EXERCISE BRIEF: Gather all lines in the entries that include the word "Skoskap".

DATASET ENTRIES:
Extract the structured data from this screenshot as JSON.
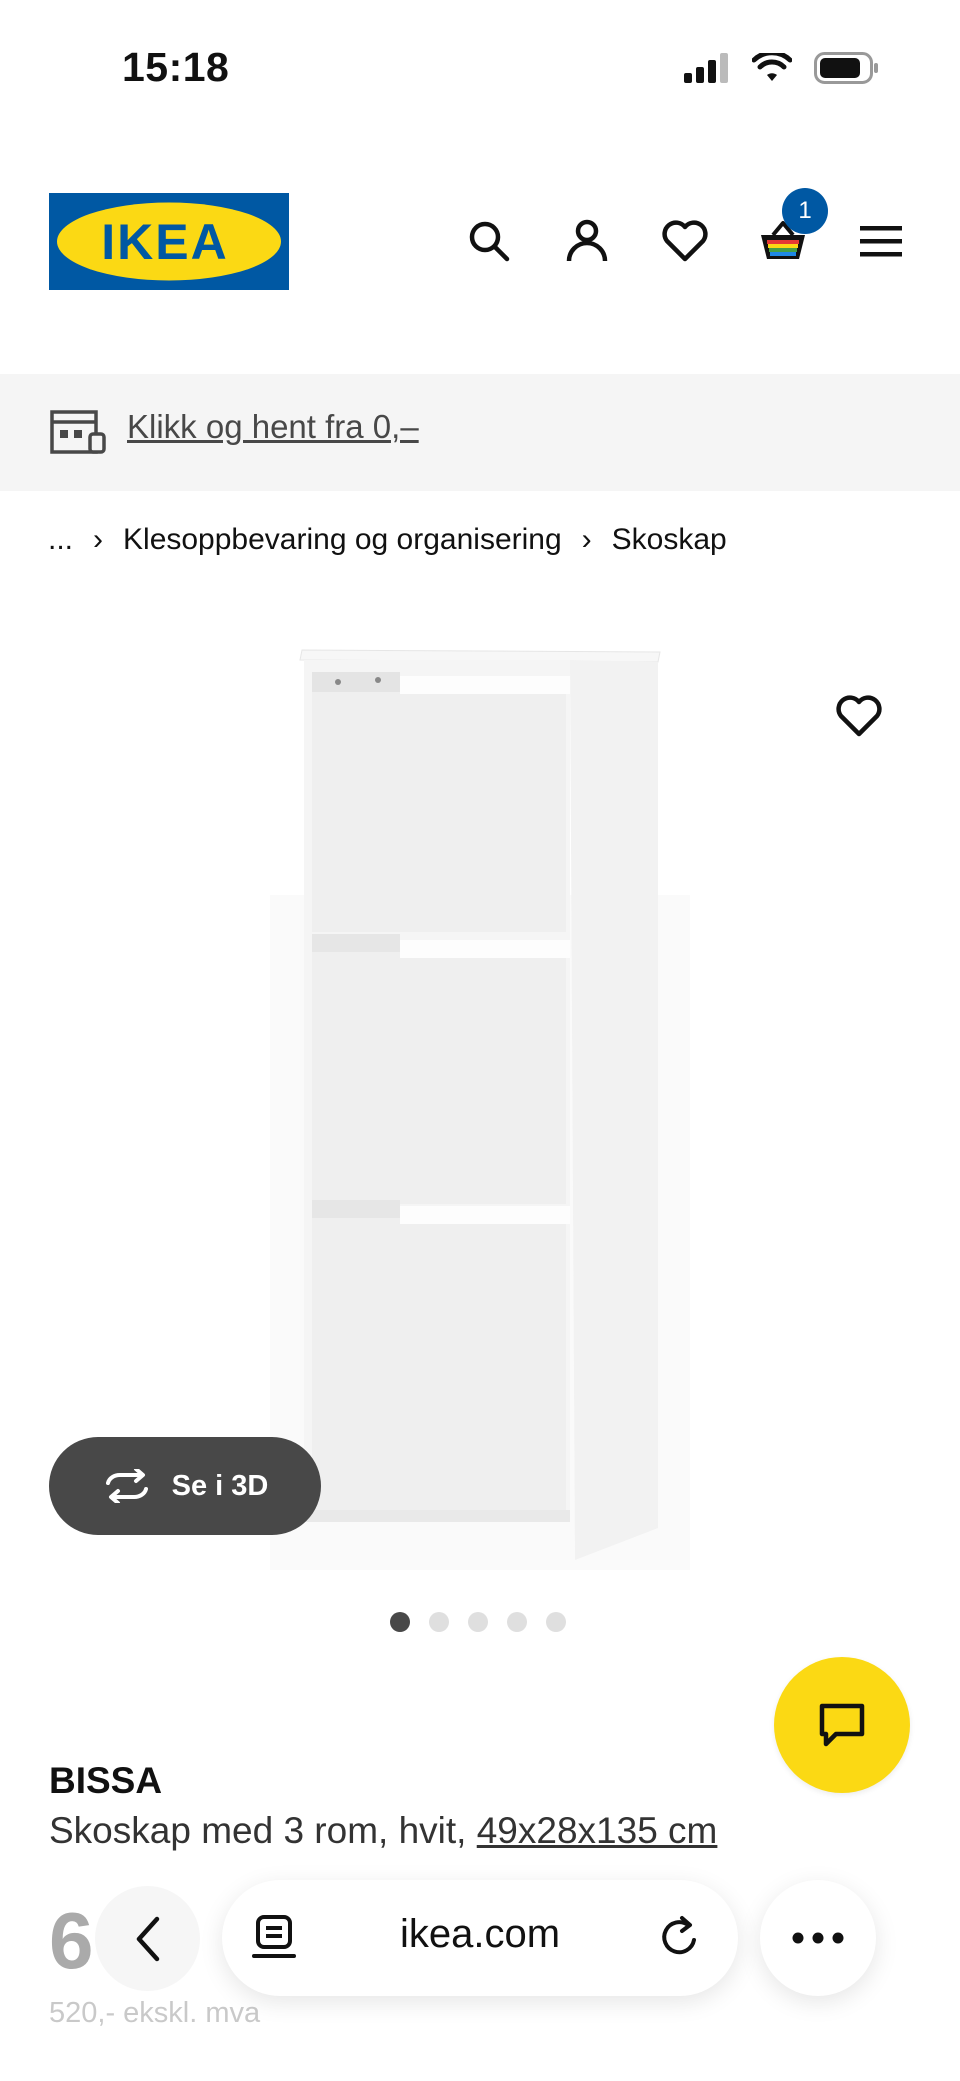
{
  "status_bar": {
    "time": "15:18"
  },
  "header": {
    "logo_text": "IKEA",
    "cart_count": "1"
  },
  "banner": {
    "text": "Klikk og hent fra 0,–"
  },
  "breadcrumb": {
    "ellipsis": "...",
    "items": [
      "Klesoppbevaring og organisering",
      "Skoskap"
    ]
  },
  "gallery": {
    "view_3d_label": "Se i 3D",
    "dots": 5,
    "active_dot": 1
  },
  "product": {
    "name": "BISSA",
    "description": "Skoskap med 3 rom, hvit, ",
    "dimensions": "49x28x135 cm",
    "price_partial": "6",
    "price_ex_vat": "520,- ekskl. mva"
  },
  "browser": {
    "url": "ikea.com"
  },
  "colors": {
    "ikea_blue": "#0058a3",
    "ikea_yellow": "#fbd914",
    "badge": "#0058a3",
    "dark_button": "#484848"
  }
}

ANSWER:
      "Skoskap"
    "description": "Skoskap med 3 rom, hvit, ",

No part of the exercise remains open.